Extract all lines that hold "Minimum" from the records below.

-- Provided information --
§ §

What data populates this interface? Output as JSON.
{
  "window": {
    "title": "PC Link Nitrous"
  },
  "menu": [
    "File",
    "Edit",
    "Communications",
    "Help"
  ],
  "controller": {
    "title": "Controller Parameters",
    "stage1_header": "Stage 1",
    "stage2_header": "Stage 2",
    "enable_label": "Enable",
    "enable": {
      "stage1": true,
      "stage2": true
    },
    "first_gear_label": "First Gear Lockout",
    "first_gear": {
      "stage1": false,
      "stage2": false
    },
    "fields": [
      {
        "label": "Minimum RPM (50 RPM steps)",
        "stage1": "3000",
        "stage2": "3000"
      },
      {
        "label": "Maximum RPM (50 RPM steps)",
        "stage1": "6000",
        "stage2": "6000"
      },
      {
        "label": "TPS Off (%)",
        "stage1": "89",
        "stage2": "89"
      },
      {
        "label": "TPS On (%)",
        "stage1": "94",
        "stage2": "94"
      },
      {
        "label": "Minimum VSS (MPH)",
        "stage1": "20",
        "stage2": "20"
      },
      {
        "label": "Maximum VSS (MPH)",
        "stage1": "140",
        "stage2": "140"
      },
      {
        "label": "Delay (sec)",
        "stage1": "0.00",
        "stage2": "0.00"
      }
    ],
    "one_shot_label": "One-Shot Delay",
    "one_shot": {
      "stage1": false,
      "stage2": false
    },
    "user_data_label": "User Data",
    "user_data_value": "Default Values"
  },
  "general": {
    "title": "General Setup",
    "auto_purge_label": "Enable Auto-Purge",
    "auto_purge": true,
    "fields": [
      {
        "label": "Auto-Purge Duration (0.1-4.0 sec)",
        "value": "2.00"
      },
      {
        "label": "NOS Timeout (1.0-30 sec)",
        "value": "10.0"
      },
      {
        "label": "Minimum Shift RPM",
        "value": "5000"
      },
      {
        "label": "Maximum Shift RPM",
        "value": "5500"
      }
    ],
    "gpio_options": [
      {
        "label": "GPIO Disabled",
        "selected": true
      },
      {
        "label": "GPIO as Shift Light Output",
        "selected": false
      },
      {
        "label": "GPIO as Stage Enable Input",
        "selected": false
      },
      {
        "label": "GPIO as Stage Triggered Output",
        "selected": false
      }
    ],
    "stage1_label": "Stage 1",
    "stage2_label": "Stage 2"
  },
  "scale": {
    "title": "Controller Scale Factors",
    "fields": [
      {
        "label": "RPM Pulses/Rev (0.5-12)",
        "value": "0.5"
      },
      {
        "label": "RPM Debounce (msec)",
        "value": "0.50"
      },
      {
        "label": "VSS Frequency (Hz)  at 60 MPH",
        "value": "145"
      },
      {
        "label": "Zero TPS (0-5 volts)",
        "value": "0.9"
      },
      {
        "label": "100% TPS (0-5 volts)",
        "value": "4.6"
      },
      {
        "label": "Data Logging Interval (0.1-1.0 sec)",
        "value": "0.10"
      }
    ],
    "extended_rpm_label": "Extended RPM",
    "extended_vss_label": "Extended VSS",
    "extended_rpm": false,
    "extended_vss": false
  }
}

§ §

-- Complete output --
        "label": "Minimum RPM (50 RPM steps)",
        "label": "Minimum VSS (MPH)",
        "label": "Minimum Shift RPM",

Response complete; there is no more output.